* EXERCISE TASK
Reproduce the stretch of the listing from the line containing "User logi... [354,53,495,71]" through the line containing "researchgate-icon: R [504,56,520,68]", substituting "scroll-handle" for "scrollbar-thumb" and leaving everything else unchanged.

* RECORDS SHOWN
━━━
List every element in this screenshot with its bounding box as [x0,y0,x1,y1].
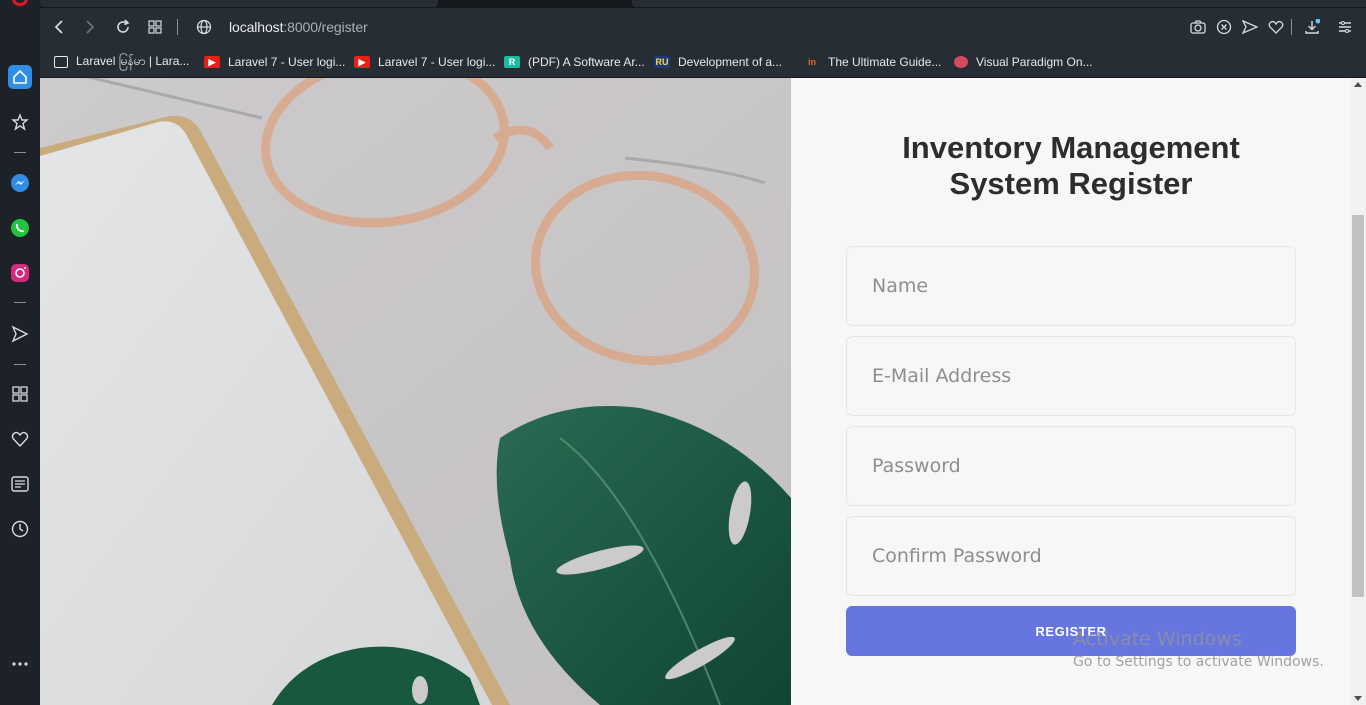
bookmark-item[interactable]: ▶ Laravel 7 - User logi... [354,53,495,71]
tab[interactable] [632,0,1366,7]
scrollbar-thumb[interactable] [1352,215,1364,597]
bookmarks-bar: Laravel မြန်မာ | Lara... ▶ Laravel 7 - U… [40,46,1366,78]
researchgate-icon: R [504,56,520,68]
reload-icon[interactable] [113,17,133,37]
vertical-scrollbar[interactable] [1350,78,1366,705]
password-field [846,426,1296,506]
name-input[interactable] [847,247,1295,325]
scroll-up-arrow-icon[interactable] [1354,82,1362,87]
register-page: Inventory Management System Register REG… [40,78,1366,705]
activate-windows-hint: Go to Settings to activate Windows. [1073,654,1324,670]
activate-windows-watermark: Activate Windows [1073,628,1242,650]
tab-strip [40,0,1366,8]
url-path: :8000/register [283,19,368,35]
toolbar-divider [1291,19,1292,35]
bookmark-label: The Ultimate Guide... [828,55,942,69]
bookmark-label: Laravel 7 - User logi... [228,55,346,69]
email-field [846,336,1296,416]
adblock-shield-icon[interactable] [1214,17,1234,37]
book-icon [54,56,68,68]
site-favicon-icon: in [808,57,816,67]
more-options-icon[interactable] [8,652,32,676]
bookmark-item[interactable]: in The Ultimate Guide... [804,53,941,71]
title-line: System Register [949,166,1193,201]
history-clock-icon[interactable] [8,517,32,541]
send-icon[interactable] [1240,17,1260,37]
forward-icon[interactable] [80,17,100,37]
bookmark-label: Laravel 7 - User logi... [378,55,496,69]
news-icon[interactable] [8,472,32,496]
toolbar-divider [177,19,178,35]
browser-sidebar [0,0,40,705]
bookmark-label: Laravel မြန်မာ | Lara... [76,54,190,68]
bookmark-label: Development of a... [678,55,783,69]
password-input[interactable] [847,427,1295,505]
youtube-icon: ▶ [204,56,220,68]
youtube-icon: ▶ [354,56,370,68]
home-icon[interactable] [8,65,32,89]
name-field [846,246,1296,326]
bookmark-label: Visual Paradigm On... [976,55,1093,69]
url-field[interactable]: localhost:8000/register [229,19,368,35]
apps-grid-icon[interactable] [8,382,32,406]
scroll-down-arrow-icon[interactable] [1354,696,1362,701]
send-icon[interactable] [8,322,32,346]
heart-icon[interactable] [8,427,32,451]
bookmark-item[interactable]: R (PDF) A Software Ar... [504,53,645,71]
globe-icon[interactable] [194,17,214,37]
heart-icon[interactable] [1266,17,1286,37]
decorative-photo [40,78,791,705]
bookmark-item[interactable]: ▶ Laravel 7 - User logi... [204,53,345,71]
sidebar-divider [14,152,26,153]
confirm-password-input[interactable] [847,517,1295,595]
star-icon[interactable] [8,110,32,134]
university-icon: RU [654,56,670,68]
bookmark-item[interactable]: RU Development of a... [654,53,782,71]
visual-paradigm-icon [954,56,968,68]
back-icon[interactable] [49,17,69,37]
tabs-grid-icon[interactable] [145,17,165,37]
address-bar: localhost:8000/register [40,8,1366,46]
page-title: Inventory Management System Register [846,130,1296,202]
bookmark-item[interactable]: Visual Paradigm On... [954,53,1093,71]
opera-logo-icon[interactable] [12,0,28,6]
easy-setup-menu-icon[interactable] [1335,17,1355,37]
instagram-icon[interactable] [8,261,32,285]
url-host: localhost [229,19,284,35]
sidebar-divider [14,364,26,365]
tab[interactable] [40,0,438,7]
messenger-icon[interactable] [8,171,32,195]
download-icon[interactable] [1302,17,1322,37]
sidebar-divider [14,302,26,303]
bookmark-item[interactable]: Laravel မြန်မာ | Lara... [54,53,189,71]
email-input[interactable] [847,337,1295,415]
title-line: Inventory Management [902,130,1240,165]
bookmark-label: (PDF) A Software Ar... [528,55,645,69]
camera-icon[interactable] [1188,17,1208,37]
whatsapp-icon[interactable] [8,216,32,240]
confirm-password-field [846,516,1296,596]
━━━
* SOLUTION TO THE EXERCISE
bookmark-item[interactable]: ▶ Laravel 7 - User logi... [354,53,495,71]
tab[interactable] [632,0,1366,7]
scroll-handle[interactable] [1352,215,1364,597]
bookmarks-bar: Laravel မြန်မာ | Lara... ▶ Laravel 7 - U… [40,46,1366,78]
researchgate-icon: R [504,56,520,68]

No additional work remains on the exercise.